## What you have to do
Transcribe the records verbatim from their start through the line containing "most 100 elements.", inclusive. Omit the pictures.

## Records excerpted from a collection
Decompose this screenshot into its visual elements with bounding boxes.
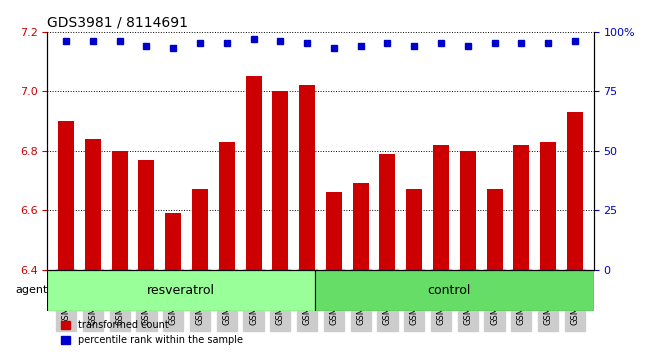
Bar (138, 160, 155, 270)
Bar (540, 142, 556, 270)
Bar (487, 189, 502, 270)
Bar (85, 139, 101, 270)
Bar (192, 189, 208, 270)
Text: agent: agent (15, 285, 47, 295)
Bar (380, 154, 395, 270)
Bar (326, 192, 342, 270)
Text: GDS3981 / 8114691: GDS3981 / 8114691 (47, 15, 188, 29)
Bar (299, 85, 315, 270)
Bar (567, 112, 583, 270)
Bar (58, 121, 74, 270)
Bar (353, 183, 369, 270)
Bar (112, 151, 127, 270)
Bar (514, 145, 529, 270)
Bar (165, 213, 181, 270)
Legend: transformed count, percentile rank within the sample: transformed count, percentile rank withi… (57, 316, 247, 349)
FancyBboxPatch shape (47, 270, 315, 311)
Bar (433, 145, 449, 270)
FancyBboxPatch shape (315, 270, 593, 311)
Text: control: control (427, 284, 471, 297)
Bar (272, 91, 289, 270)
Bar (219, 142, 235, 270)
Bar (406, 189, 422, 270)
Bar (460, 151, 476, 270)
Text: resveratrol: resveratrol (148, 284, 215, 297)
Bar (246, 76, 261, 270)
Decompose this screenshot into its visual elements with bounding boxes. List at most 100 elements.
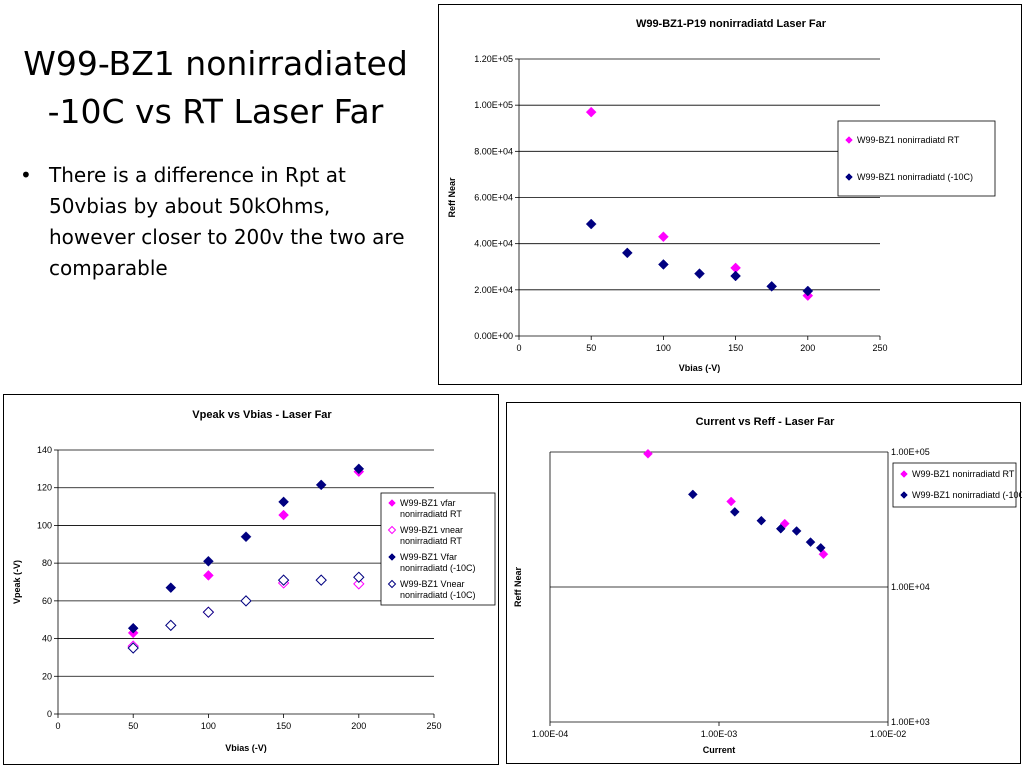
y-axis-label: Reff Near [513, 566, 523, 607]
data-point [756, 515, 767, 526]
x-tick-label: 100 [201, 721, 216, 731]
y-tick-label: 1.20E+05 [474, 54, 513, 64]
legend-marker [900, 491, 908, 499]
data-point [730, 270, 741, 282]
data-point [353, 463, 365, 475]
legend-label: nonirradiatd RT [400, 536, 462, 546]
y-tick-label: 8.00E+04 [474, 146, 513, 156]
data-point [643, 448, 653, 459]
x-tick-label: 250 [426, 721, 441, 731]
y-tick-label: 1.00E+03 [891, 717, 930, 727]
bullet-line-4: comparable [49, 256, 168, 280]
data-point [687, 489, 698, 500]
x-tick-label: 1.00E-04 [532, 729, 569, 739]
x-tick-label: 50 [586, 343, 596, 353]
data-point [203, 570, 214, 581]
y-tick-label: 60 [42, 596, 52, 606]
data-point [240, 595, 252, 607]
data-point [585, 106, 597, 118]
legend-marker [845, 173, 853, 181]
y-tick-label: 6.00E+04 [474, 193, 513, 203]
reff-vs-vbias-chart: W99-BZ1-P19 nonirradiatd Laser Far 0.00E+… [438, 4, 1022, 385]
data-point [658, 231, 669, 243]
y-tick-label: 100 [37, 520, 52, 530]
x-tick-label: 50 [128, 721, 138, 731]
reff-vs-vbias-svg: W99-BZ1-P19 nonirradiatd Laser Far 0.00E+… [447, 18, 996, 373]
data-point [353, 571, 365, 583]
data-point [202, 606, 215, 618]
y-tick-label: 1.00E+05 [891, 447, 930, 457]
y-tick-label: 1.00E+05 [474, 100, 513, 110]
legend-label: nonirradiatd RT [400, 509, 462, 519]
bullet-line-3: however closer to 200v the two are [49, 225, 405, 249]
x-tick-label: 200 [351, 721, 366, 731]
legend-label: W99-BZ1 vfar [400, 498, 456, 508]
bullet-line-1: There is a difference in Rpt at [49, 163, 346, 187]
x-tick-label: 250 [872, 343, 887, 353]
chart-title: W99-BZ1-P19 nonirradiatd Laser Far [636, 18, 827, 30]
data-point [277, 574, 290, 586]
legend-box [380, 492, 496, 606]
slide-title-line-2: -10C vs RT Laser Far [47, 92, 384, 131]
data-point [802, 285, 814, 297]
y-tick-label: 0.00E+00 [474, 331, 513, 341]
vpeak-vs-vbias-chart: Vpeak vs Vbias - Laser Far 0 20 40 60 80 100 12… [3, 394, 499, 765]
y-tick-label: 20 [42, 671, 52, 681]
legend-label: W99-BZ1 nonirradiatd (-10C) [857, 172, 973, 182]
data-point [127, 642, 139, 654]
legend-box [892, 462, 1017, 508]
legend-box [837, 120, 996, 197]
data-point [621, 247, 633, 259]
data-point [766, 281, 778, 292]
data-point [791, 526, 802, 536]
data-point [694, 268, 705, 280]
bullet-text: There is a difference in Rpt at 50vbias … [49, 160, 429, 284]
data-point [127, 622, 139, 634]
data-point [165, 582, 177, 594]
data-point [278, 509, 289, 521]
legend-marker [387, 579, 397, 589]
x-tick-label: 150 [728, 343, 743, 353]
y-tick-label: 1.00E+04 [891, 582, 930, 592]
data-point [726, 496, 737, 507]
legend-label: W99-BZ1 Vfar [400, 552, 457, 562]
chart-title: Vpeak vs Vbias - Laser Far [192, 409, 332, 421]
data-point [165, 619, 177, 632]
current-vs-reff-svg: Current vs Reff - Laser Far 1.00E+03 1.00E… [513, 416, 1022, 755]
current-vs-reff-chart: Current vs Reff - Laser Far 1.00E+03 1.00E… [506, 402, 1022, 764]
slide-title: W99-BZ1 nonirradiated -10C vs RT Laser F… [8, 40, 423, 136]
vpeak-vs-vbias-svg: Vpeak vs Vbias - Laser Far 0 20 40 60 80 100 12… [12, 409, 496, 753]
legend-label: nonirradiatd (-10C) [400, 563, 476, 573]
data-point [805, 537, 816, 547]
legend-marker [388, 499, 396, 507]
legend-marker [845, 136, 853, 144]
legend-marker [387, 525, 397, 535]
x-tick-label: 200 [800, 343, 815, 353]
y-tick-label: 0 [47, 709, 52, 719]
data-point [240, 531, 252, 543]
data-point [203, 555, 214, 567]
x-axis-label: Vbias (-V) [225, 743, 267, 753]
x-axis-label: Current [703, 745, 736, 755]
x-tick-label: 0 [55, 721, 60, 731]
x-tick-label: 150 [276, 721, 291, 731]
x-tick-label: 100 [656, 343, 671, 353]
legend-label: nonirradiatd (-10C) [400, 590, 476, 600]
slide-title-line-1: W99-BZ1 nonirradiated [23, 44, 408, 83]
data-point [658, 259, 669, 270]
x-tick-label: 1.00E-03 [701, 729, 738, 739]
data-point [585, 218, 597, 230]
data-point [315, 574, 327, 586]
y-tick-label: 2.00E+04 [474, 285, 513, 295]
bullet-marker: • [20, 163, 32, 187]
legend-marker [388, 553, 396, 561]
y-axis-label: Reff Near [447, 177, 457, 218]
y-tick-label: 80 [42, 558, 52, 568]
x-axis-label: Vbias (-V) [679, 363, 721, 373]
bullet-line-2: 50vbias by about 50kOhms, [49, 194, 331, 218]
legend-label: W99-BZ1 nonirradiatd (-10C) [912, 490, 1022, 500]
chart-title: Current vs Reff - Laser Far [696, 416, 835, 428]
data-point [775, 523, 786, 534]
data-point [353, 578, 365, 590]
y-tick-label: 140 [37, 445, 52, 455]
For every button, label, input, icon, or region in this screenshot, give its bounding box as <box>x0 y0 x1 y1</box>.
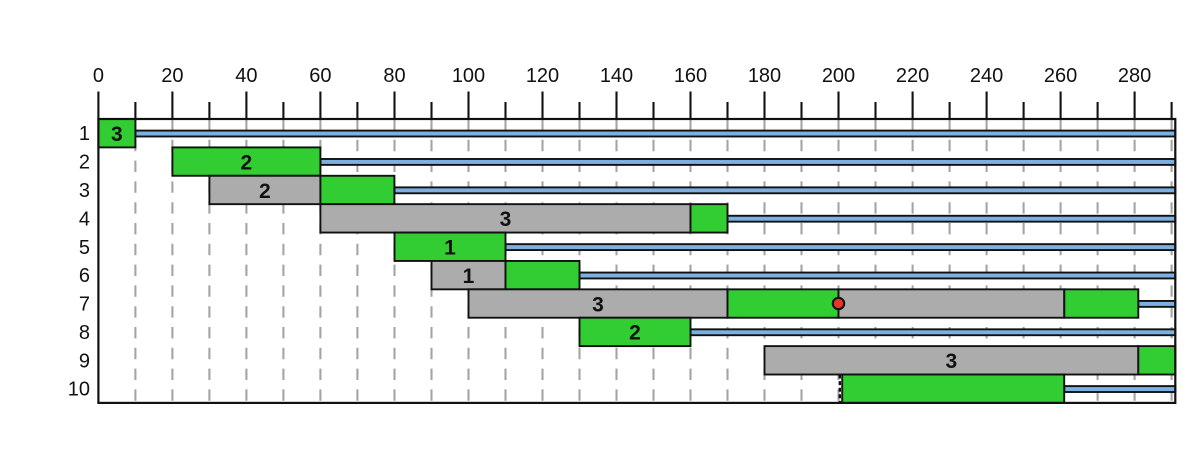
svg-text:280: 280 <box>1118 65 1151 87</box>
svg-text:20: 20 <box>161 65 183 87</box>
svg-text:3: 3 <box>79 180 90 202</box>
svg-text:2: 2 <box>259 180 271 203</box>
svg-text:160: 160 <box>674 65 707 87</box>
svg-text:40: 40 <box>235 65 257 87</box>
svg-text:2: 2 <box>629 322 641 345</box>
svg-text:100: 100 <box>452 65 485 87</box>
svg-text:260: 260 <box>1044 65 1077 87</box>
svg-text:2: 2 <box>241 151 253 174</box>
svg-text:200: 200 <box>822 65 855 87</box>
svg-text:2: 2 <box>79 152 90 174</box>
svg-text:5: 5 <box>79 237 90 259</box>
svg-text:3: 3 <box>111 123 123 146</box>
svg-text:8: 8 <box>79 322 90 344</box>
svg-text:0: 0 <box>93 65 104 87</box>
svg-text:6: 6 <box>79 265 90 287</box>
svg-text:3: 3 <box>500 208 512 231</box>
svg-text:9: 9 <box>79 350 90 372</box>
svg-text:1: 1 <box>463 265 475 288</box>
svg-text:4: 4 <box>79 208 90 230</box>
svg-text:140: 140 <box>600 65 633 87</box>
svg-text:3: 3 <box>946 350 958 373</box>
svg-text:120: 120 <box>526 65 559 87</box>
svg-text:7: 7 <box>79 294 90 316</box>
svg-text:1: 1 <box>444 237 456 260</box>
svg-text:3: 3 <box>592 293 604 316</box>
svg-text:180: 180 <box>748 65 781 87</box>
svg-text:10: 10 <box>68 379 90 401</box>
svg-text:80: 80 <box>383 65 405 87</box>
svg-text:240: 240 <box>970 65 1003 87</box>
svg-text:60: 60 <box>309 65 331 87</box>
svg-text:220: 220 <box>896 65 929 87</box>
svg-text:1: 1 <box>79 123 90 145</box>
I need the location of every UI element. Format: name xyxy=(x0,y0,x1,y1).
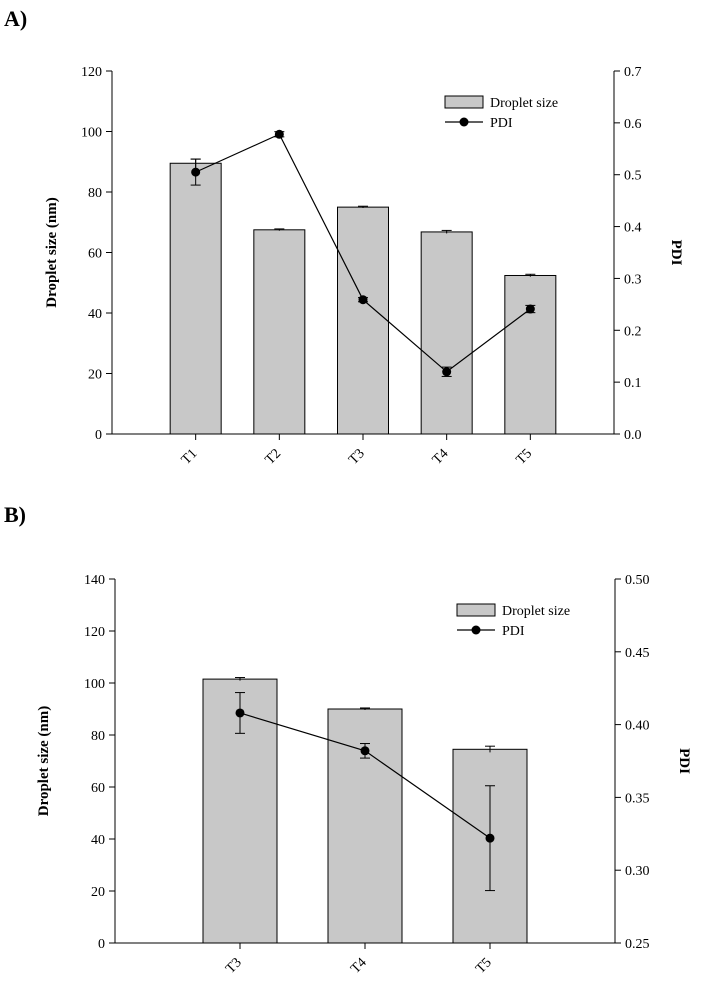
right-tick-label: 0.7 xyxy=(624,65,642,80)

## Full answer
Decompose this screenshot into its visual elements with bounding boxes.
Bar (138, 160, 155, 270)
Bar (540, 142, 556, 270)
Bar (487, 189, 502, 270)
Bar (85, 139, 101, 270)
Bar (192, 189, 208, 270)
Text: agent: agent (15, 285, 47, 295)
Bar (380, 154, 395, 270)
Bar (326, 192, 342, 270)
Text: GDS3981 / 8114691: GDS3981 / 8114691 (47, 15, 188, 29)
Bar (299, 85, 315, 270)
Bar (567, 112, 583, 270)
Bar (58, 121, 74, 270)
Bar (353, 183, 369, 270)
Bar (112, 151, 127, 270)
Bar (514, 145, 529, 270)
Bar (165, 213, 181, 270)
Legend: transformed count, percentile rank within the sample: transformed count, percentile rank withi… (57, 316, 247, 349)
FancyBboxPatch shape (47, 270, 315, 311)
Bar (433, 145, 449, 270)
FancyBboxPatch shape (315, 270, 593, 311)
Text: control: control (427, 284, 471, 297)
Bar (272, 91, 289, 270)
Bar (219, 142, 235, 270)
Bar (406, 189, 422, 270)
Bar (460, 151, 476, 270)
Text: resveratrol: resveratrol (148, 284, 215, 297)
Bar (246, 76, 261, 270)
Decompose this screenshot into its visual elements with bounding boxes. List at most 100 elements.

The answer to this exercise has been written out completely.